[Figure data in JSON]
-.-.-

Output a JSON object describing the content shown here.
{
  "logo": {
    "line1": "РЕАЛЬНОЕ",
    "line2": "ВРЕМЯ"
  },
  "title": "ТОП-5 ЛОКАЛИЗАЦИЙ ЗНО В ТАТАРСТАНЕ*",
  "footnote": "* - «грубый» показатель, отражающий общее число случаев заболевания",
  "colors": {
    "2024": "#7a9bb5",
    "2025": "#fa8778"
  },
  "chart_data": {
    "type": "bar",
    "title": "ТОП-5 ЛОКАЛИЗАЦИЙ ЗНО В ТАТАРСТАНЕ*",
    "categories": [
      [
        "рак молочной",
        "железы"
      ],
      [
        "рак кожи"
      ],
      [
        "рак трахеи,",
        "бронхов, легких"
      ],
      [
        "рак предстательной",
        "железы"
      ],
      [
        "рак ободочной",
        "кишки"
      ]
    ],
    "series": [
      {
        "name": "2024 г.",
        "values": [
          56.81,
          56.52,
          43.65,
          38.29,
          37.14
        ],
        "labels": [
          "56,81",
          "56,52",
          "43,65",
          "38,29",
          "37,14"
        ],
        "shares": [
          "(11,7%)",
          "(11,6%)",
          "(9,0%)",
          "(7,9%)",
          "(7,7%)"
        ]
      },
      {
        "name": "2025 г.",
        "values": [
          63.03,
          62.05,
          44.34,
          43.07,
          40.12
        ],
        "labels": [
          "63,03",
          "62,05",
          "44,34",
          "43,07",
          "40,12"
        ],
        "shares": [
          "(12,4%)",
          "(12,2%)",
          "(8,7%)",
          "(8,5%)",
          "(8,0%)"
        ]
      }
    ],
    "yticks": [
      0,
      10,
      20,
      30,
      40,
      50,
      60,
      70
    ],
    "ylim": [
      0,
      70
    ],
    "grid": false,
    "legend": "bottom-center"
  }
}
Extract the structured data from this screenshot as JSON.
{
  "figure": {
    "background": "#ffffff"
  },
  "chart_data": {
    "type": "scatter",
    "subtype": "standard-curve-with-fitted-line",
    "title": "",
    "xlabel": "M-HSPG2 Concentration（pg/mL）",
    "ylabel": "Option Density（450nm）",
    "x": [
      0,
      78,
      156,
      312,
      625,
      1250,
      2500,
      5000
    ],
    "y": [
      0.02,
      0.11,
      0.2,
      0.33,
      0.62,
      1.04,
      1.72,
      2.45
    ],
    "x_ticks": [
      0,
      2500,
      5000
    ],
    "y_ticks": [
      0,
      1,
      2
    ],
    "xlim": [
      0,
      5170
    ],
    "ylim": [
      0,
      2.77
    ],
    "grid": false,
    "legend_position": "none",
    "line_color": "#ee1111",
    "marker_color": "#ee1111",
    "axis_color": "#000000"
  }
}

-.-.-

Please copy out each record, character for character.

• _RESULT FOR THIS EXERCISE_
Output a JSON object describing the content shown here.
{
  "logo": {
    "line1": "РЕАЛЬНОЕ",
    "line2": "ВРЕМЯ"
  },
  "title": "ТОП-5 ЛОКАЛИЗАЦИЙ ЗНО В ТАТАРСТАНЕ*",
  "footnote": "* - «грубый» показатель, отражающий общее число случаев заболевания",
  "colors": {
    "2024": "#7a9bb5",
    "2025": "#fa8778"
  },
  "chart_data": {
    "type": "bar",
    "title": "ТОП-5 ЛОКАЛИЗАЦИЙ ЗНО В ТАТАРСТАНЕ*",
    "categories": [
      [
        "рак молочной",
        "железы"
      ],
      [
        "рак кожи"
      ],
      [
        "рак трахеи,",
        "бронхов, легких"
      ],
      [
        "рак предстательной",
        "железы"
      ],
      [
        "рак ободочной",
        "кишки"
      ]
    ],
    "series": [
      {
        "name": "2024 г.",
        "values": [
          56.81,
          56.52,
          43.65,
          38.29,
          37.14
        ],
        "labels": [
          "56,81",
          "56,52",
          "43,65",
          "38,29",
          "37,14"
        ],
        "shares": [
          "(11,7%)",
          "(11,6%)",
          "(9,0%)",
          "(7,9%)",
          "(7,7%)"
        ]
      },
      {
        "name": "2025 г.",
        "values": [
          63.03,
          62.05,
          44.34,
          43.07,
          40.12
        ],
        "labels": [
          "63,03",
          "62,05",
          "44,34",
          "43,07",
          "40,12"
        ],
        "shares": [
          "(12,4%)",
          "(12,2%)",
          "(8,7%)",
          "(8,5%)",
          "(8,0%)"
        ]
      }
    ],
    "yticks": [
      0,
      10,
      20,
      30,
      40,
      50,
      60,
      70
    ],
    "ylim": [
      0,
      70
    ],
    "grid": false,
    "legend": "bottom-center"
  }
}
Extract the structured data from this screenshot as JSON.
{
  "figure": {
    "background": "#ffffff"
  },
  "chart_data": {
    "type": "scatter",
    "subtype": "standard-curve-with-fitted-line",
    "title": "",
    "xlabel": "M-HSPG2 Concentration（pg/mL）",
    "ylabel": "Option Density（450nm）",
    "x": [
      0,
      78,
      156,
      312,
      625,
      1250,
      2500,
      5000
    ],
    "y": [
      0.02,
      0.11,
      0.2,
      0.33,
      0.62,
      1.04,
      1.72,
      2.45
    ],
    "x_ticks": [
      0,
      2500,
      5000
    ],
    "y_ticks": [
      0,
      1,
      2
    ],
    "xlim": [
      0,
      5170
    ],
    "ylim": [
      0,
      2.77
    ],
    "grid": false,
    "legend_position": "none",
    "line_color": "#ee1111",
    "marker_color": "#ee1111",
    "axis_color": "#000000"
  }
}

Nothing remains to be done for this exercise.